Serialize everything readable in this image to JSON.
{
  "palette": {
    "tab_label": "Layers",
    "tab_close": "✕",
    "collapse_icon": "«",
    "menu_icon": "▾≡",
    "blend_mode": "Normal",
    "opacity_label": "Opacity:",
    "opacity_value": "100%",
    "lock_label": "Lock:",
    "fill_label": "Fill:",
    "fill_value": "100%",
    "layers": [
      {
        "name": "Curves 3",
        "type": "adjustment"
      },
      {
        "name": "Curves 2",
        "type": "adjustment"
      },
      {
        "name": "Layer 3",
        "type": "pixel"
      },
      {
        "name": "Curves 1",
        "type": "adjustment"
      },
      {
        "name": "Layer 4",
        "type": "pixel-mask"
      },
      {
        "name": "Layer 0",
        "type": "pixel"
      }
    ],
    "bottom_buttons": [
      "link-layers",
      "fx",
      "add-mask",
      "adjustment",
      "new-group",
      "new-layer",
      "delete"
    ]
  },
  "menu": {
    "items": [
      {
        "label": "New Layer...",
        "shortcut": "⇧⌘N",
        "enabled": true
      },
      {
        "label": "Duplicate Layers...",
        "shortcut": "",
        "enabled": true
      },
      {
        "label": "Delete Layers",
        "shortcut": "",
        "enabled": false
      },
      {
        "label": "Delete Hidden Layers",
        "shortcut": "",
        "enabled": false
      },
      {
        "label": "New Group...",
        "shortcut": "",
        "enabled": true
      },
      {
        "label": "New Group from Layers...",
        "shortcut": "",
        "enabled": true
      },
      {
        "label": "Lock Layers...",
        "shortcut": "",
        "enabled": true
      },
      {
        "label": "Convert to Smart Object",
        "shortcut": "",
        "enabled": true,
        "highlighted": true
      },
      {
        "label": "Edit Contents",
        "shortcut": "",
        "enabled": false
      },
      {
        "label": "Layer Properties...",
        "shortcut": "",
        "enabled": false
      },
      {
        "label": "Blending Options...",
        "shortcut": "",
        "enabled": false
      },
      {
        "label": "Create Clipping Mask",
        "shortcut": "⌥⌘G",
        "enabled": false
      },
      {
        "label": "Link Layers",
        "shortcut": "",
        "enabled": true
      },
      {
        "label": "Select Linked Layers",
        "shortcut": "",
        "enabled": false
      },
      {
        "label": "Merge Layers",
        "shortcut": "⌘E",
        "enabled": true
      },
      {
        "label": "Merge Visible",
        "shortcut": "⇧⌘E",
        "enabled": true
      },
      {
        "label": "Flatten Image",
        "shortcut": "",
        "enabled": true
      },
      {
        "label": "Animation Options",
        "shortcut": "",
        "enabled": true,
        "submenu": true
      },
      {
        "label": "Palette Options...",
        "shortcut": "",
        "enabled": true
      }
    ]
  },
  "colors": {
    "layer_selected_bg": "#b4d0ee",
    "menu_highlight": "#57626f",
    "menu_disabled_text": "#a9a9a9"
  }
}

★ ★ ★ ★

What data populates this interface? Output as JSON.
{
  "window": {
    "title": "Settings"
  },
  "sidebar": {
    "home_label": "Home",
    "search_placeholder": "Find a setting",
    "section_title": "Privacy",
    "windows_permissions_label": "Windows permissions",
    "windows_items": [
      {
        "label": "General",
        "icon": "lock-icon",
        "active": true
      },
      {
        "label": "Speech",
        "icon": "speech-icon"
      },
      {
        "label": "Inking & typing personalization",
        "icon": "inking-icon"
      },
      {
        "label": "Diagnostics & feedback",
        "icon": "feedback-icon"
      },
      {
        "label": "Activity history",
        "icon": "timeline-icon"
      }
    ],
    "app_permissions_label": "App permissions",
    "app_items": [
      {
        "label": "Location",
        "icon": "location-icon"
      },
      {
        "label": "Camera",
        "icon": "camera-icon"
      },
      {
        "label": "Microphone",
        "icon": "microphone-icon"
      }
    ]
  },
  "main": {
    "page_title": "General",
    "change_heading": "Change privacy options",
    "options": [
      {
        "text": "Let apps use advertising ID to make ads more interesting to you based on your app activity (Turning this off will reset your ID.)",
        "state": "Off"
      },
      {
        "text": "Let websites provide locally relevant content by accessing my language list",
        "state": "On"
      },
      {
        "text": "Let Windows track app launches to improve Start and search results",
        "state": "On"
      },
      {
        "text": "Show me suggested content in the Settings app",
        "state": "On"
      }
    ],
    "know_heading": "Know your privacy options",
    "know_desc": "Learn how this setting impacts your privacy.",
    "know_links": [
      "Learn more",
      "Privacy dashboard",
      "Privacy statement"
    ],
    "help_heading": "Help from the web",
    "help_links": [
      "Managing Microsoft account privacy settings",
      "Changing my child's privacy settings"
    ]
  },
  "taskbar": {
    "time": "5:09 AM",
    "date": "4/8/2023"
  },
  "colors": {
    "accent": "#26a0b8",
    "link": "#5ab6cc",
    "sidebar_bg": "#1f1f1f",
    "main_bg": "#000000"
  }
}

★ ★ ★ ★

Looking at the records above, report how many lines contain the word "permissions". Answer with the number only.

2